**EXERCISE GOAL**
Sort through the data and copy the lines holding the word "JSON".

Excerpts from a figure dataset:
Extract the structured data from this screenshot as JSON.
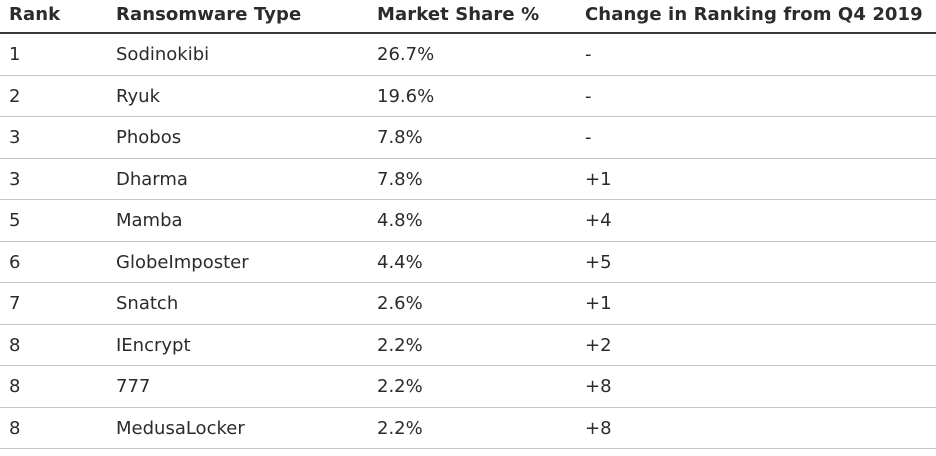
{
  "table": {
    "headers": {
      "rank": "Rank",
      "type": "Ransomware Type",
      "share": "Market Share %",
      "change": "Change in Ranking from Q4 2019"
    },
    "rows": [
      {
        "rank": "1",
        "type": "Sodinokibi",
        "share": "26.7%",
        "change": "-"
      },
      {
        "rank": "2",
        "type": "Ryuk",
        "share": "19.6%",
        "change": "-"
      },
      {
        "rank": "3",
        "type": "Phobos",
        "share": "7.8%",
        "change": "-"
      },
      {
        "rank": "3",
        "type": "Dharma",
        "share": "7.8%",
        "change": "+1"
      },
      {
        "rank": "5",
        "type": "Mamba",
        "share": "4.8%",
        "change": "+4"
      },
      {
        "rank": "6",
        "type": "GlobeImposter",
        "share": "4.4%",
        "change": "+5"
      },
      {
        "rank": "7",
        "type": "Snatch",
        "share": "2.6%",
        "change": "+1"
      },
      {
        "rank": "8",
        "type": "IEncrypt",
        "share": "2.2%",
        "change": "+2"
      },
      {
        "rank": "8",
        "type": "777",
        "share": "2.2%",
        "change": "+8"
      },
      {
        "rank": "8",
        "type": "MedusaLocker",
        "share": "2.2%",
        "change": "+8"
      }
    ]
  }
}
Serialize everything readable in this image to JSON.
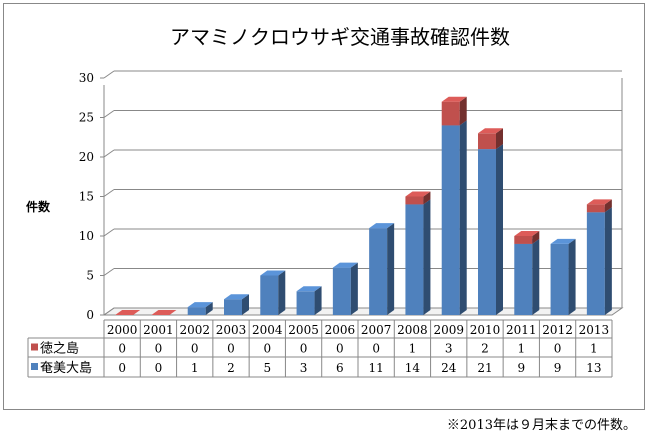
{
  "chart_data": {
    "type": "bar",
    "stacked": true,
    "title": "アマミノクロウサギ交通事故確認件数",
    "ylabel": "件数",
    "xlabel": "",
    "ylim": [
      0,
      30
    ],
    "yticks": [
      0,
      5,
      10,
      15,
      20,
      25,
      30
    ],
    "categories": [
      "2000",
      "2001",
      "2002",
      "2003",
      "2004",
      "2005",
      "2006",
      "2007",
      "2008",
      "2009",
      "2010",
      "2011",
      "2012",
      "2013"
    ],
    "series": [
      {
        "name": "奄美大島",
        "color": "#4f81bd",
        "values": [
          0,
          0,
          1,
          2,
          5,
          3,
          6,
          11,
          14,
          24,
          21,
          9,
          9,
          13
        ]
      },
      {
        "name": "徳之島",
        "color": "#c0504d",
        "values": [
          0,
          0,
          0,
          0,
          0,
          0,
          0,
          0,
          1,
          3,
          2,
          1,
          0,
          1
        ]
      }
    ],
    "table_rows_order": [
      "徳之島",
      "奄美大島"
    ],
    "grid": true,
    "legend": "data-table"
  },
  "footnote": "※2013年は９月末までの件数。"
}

**WRITTEN REPLY**
Extract the structured data from this screenshot as JSON.
Serialize everything readable in this image to JSON.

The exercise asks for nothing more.